• [PROBLEM TO WORK ON] Set down each entry from the block beneath, exactly as written.

• [Stored data entries]
○ ○ ○ ○ ○

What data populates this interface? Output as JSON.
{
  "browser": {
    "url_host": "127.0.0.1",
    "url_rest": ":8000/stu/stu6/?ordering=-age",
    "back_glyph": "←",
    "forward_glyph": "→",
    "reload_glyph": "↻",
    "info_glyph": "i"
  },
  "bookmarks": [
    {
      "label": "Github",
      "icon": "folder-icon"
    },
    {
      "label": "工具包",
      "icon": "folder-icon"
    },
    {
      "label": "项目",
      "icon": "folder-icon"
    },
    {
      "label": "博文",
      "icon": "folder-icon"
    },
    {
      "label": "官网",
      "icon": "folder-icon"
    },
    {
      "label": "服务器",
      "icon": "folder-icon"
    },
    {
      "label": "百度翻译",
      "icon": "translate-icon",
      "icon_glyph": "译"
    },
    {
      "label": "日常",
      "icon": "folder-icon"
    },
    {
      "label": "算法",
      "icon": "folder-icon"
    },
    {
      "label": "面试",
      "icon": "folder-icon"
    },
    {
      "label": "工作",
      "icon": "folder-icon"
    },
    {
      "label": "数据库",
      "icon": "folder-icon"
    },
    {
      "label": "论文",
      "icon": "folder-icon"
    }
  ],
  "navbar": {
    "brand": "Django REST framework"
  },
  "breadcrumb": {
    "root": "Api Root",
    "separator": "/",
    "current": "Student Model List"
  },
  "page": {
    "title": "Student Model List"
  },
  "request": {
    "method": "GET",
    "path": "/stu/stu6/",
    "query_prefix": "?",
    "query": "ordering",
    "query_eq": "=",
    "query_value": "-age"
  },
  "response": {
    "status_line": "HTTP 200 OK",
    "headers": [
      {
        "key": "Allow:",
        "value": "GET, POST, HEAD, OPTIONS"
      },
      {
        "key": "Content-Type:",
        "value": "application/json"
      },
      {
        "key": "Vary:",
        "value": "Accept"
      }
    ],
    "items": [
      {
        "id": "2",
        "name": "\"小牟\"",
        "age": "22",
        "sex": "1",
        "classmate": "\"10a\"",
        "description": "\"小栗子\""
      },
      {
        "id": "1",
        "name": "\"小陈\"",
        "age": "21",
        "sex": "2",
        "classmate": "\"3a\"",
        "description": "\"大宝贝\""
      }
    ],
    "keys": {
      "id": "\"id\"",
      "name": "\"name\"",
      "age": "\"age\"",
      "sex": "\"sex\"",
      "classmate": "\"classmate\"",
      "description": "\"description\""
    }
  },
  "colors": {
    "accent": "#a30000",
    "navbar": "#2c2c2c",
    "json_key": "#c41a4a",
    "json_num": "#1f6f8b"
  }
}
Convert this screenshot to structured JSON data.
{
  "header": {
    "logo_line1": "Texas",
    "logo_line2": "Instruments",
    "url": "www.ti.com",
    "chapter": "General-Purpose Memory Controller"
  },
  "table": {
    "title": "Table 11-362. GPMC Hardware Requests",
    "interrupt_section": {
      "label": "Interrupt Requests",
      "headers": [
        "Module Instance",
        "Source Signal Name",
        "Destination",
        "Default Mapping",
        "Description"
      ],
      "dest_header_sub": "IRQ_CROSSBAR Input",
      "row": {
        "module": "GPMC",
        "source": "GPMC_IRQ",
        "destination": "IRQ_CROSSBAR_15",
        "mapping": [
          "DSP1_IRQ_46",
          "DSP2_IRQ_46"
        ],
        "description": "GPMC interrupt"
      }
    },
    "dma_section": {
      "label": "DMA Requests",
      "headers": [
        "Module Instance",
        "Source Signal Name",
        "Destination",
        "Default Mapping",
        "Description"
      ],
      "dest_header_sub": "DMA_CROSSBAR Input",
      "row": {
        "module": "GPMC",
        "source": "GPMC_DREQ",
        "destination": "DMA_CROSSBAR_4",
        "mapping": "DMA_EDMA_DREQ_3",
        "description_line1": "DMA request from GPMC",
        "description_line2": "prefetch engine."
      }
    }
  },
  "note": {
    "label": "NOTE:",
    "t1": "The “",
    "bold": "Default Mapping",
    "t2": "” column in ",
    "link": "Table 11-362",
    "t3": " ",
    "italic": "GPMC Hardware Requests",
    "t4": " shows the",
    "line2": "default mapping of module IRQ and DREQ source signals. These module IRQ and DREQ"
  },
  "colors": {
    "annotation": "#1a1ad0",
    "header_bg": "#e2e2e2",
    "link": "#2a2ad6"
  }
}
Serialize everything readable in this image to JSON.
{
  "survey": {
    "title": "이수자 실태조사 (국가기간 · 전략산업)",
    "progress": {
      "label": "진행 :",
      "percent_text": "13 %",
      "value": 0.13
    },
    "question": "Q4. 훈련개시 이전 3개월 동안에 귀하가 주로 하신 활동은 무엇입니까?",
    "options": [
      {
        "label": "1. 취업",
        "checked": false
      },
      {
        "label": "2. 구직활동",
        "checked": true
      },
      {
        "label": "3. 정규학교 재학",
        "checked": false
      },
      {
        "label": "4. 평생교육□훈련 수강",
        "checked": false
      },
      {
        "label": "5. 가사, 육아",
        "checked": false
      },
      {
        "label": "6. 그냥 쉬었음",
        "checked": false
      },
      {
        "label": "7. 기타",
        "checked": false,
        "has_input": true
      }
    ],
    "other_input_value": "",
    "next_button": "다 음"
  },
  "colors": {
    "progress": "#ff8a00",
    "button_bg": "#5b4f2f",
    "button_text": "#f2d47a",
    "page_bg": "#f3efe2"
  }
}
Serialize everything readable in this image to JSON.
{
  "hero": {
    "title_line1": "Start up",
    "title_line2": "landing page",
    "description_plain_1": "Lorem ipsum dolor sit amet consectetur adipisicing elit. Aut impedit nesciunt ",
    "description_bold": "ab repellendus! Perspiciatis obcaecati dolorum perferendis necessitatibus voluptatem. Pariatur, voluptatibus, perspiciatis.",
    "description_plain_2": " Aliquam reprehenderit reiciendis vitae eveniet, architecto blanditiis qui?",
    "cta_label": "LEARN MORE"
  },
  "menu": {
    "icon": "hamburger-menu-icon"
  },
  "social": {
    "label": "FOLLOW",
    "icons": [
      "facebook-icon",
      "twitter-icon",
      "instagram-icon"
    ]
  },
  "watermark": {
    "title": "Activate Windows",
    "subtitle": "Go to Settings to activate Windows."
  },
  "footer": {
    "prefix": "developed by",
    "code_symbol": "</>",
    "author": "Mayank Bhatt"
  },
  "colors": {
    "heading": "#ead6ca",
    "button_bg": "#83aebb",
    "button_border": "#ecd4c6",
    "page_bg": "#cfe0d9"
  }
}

○ ○ ○ ○ ○

• [RESULT FOR THIS EXERCISE]
What data populates this interface? Output as JSON.
{
  "browser": {
    "url_host": "127.0.0.1",
    "url_rest": ":8000/stu/stu6/?ordering=-age",
    "back_glyph": "←",
    "forward_glyph": "→",
    "reload_glyph": "↻",
    "info_glyph": "i"
  },
  "bookmarks": [
    {
      "label": "Github",
      "icon": "folder-icon"
    },
    {
      "label": "工具包",
      "icon": "folder-icon"
    },
    {
      "label": "项目",
      "icon": "folder-icon"
    },
    {
      "label": "博文",
      "icon": "folder-icon"
    },
    {
      "label": "官网",
      "icon": "folder-icon"
    },
    {
      "label": "服务器",
      "icon": "folder-icon"
    },
    {
      "label": "百度翻译",
      "icon": "translate-icon",
      "icon_glyph": "译"
    },
    {
      "label": "日常",
      "icon": "folder-icon"
    },
    {
      "label": "算法",
      "icon": "folder-icon"
    },
    {
      "label": "面试",
      "icon": "folder-icon"
    },
    {
      "label": "工作",
      "icon": "folder-icon"
    },
    {
      "label": "数据库",
      "icon": "folder-icon"
    },
    {
      "label": "论文",
      "icon": "folder-icon"
    }
  ],
  "navbar": {
    "brand": "Django REST framework"
  },
  "breadcrumb": {
    "root": "Api Root",
    "separator": "/",
    "current": "Student Model List"
  },
  "page": {
    "title": "Student Model List"
  },
  "request": {
    "method": "GET",
    "path": "/stu/stu6/",
    "query_prefix": "?",
    "query": "ordering",
    "query_eq": "=",
    "query_value": "-age"
  },
  "response": {
    "status_line": "HTTP 200 OK",
    "headers": [
      {
        "key": "Allow:",
        "value": "GET, POST, HEAD, OPTIONS"
      },
      {
        "key": "Content-Type:",
        "value": "application/json"
      },
      {
        "key": "Vary:",
        "value": "Accept"
      }
    ],
    "items": [
      {
        "id": "2",
        "name": "\"小牟\"",
        "age": "22",
        "sex": "1",
        "classmate": "\"10a\"",
        "description": "\"小栗子\""
      },
      {
        "id": "1",
        "name": "\"小陈\"",
        "age": "21",
        "sex": "2",
        "classmate": "\"3a\"",
        "description": "\"大宝贝\""
      }
    ],
    "keys": {
      "id": "\"id\"",
      "name": "\"name\"",
      "age": "\"age\"",
      "sex": "\"sex\"",
      "classmate": "\"classmate\"",
      "description": "\"description\""
    }
  },
  "colors": {
    "accent": "#a30000",
    "navbar": "#2c2c2c",
    "json_key": "#c41a4a",
    "json_num": "#1f6f8b"
  }
}
Convert this screenshot to structured JSON data.
{
  "header": {
    "logo_line1": "Texas",
    "logo_line2": "Instruments",
    "url": "www.ti.com",
    "chapter": "General-Purpose Memory Controller"
  },
  "table": {
    "title": "Table 11-362. GPMC Hardware Requests",
    "interrupt_section": {
      "label": "Interrupt Requests",
      "headers": [
        "Module Instance",
        "Source Signal Name",
        "Destination",
        "Default Mapping",
        "Description"
      ],
      "dest_header_sub": "IRQ_CROSSBAR Input",
      "row": {
        "module": "GPMC",
        "source": "GPMC_IRQ",
        "destination": "IRQ_CROSSBAR_15",
        "mapping": [
          "DSP1_IRQ_46",
          "DSP2_IRQ_46"
        ],
        "description": "GPMC interrupt"
      }
    },
    "dma_section": {
      "label": "DMA Requests",
      "headers": [
        "Module Instance",
        "Source Signal Name",
        "Destination",
        "Default Mapping",
        "Description"
      ],
      "dest_header_sub": "DMA_CROSSBAR Input",
      "row": {
        "module": "GPMC",
        "source": "GPMC_DREQ",
        "destination": "DMA_CROSSBAR_4",
        "mapping": "DMA_EDMA_DREQ_3",
        "description_line1": "DMA request from GPMC",
        "description_line2": "prefetch engine."
      }
    }
  },
  "note": {
    "label": "NOTE:",
    "t1": "The “",
    "bold": "Default Mapping",
    "t2": "” column in ",
    "link": "Table 11-362",
    "t3": " ",
    "italic": "GPMC Hardware Requests",
    "t4": " shows the",
    "line2": "default mapping of module IRQ and DREQ source signals. These module IRQ and DREQ"
  },
  "colors": {
    "annotation": "#1a1ad0",
    "header_bg": "#e2e2e2",
    "link": "#2a2ad6"
  }
}
Serialize everything readable in this image to JSON.
{
  "survey": {
    "title": "이수자 실태조사 (국가기간 · 전략산업)",
    "progress": {
      "label": "진행 :",
      "percent_text": "13 %",
      "value": 0.13
    },
    "question": "Q4. 훈련개시 이전 3개월 동안에 귀하가 주로 하신 활동은 무엇입니까?",
    "options": [
      {
        "label": "1. 취업",
        "checked": false
      },
      {
        "label": "2. 구직활동",
        "checked": true
      },
      {
        "label": "3. 정규학교 재학",
        "checked": false
      },
      {
        "label": "4. 평생교육□훈련 수강",
        "checked": false
      },
      {
        "label": "5. 가사, 육아",
        "checked": false
      },
      {
        "label": "6. 그냥 쉬었음",
        "checked": false
      },
      {
        "label": "7. 기타",
        "checked": false,
        "has_input": true
      }
    ],
    "other_input_value": "",
    "next_button": "다 음"
  },
  "colors": {
    "progress": "#ff8a00",
    "button_bg": "#5b4f2f",
    "button_text": "#f2d47a",
    "page_bg": "#f3efe2"
  }
}
Serialize everything readable in this image to JSON.
{
  "hero": {
    "title_line1": "Start up",
    "title_line2": "landing page",
    "description_plain_1": "Lorem ipsum dolor sit amet consectetur adipisicing elit. Aut impedit nesciunt ",
    "description_bold": "ab repellendus! Perspiciatis obcaecati dolorum perferendis necessitatibus voluptatem. Pariatur, voluptatibus, perspiciatis.",
    "description_plain_2": " Aliquam reprehenderit reiciendis vitae eveniet, architecto blanditiis qui?",
    "cta_label": "LEARN MORE"
  },
  "menu": {
    "icon": "hamburger-menu-icon"
  },
  "social": {
    "label": "FOLLOW",
    "icons": [
      "facebook-icon",
      "twitter-icon",
      "instagram-icon"
    ]
  },
  "watermark": {
    "title": "Activate Windows",
    "subtitle": "Go to Settings to activate Windows."
  },
  "footer": {
    "prefix": "developed by",
    "code_symbol": "</>",
    "author": "Mayank Bhatt"
  },
  "colors": {
    "heading": "#ead6ca",
    "button_bg": "#83aebb",
    "button_border": "#ecd4c6",
    "page_bg": "#cfe0d9"
  }
}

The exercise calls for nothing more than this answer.